Copy out every line that contains the word "sběry".

— Start Exercise data —

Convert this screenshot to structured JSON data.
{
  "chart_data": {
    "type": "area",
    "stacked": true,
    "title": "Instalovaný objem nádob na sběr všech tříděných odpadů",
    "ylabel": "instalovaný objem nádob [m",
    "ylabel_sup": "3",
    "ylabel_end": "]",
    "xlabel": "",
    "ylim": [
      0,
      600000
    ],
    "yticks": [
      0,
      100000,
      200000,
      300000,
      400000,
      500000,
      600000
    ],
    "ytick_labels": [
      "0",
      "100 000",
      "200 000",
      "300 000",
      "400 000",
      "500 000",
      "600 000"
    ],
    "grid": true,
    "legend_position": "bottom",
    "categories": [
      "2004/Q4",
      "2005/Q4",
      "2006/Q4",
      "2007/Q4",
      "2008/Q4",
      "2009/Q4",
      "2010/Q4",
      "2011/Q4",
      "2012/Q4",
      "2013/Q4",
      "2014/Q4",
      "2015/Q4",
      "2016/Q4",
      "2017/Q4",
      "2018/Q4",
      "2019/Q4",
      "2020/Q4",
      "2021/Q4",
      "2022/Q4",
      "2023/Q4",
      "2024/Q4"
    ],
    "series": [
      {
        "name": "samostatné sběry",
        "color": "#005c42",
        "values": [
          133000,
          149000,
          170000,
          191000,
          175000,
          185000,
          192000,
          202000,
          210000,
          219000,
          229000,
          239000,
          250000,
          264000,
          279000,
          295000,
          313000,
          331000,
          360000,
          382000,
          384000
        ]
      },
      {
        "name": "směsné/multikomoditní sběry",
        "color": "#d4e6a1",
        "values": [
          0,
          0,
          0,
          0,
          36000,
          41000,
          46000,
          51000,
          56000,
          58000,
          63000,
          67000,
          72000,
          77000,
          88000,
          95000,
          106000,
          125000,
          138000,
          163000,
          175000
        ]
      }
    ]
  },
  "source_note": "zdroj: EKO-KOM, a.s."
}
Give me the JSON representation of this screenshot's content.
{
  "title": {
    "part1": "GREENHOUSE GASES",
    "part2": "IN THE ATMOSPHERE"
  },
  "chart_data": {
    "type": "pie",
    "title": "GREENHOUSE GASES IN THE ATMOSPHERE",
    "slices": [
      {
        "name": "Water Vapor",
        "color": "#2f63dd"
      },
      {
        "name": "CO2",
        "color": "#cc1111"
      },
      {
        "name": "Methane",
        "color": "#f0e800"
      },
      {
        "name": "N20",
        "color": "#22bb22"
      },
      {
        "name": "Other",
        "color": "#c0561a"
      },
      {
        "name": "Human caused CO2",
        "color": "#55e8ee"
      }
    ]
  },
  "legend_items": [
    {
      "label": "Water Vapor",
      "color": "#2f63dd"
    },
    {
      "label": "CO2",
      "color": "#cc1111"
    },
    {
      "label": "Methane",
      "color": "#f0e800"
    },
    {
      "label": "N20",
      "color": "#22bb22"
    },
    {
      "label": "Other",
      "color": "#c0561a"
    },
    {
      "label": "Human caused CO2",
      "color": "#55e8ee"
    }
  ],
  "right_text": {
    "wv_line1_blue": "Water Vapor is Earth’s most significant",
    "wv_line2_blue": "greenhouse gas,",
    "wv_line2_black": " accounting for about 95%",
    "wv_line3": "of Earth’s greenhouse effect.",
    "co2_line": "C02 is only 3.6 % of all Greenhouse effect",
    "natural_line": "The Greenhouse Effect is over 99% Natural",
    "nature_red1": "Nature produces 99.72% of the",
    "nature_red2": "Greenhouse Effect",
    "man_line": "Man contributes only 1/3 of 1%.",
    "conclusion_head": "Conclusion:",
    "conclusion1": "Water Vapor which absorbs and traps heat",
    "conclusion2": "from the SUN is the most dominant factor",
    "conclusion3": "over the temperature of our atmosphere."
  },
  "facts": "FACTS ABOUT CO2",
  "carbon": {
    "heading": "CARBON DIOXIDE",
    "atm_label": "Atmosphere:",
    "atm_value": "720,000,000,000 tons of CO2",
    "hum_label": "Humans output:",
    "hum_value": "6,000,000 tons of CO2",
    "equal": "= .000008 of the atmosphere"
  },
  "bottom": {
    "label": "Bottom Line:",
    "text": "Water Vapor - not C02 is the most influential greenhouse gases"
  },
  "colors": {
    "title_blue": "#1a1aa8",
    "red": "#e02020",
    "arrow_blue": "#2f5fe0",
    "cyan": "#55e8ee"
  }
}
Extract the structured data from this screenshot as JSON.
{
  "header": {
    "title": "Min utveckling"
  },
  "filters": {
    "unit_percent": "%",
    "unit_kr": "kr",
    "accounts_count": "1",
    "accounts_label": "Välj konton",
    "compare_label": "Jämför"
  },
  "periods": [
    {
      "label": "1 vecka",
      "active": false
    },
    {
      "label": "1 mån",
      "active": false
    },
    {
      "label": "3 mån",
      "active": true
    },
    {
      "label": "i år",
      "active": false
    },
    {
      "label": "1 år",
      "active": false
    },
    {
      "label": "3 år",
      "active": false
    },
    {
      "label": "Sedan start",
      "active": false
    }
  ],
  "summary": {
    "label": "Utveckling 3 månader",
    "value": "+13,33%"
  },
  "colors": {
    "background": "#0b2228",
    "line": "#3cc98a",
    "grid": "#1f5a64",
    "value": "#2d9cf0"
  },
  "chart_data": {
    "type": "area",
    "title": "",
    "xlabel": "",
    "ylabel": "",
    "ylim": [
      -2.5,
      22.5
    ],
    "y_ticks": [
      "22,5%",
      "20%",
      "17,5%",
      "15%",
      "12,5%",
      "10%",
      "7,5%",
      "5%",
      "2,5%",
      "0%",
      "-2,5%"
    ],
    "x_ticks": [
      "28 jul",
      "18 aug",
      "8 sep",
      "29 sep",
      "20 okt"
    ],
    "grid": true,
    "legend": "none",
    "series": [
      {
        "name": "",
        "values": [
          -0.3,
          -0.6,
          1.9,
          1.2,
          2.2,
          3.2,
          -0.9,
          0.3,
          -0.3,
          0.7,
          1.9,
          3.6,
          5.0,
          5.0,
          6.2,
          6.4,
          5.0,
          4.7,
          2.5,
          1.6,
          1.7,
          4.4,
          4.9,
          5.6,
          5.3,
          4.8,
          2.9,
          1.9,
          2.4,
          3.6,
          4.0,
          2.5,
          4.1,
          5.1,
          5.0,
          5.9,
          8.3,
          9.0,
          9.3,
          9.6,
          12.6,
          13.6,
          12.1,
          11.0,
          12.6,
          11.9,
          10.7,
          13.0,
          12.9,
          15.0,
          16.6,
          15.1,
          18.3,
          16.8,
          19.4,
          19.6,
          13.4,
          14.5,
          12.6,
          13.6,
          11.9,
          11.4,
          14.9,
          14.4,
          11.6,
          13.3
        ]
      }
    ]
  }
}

— End Exercise data —

> [Answer to this exercise]
        "name": "samostatné sběry",
        "name": "směsné/multikomoditní sběry",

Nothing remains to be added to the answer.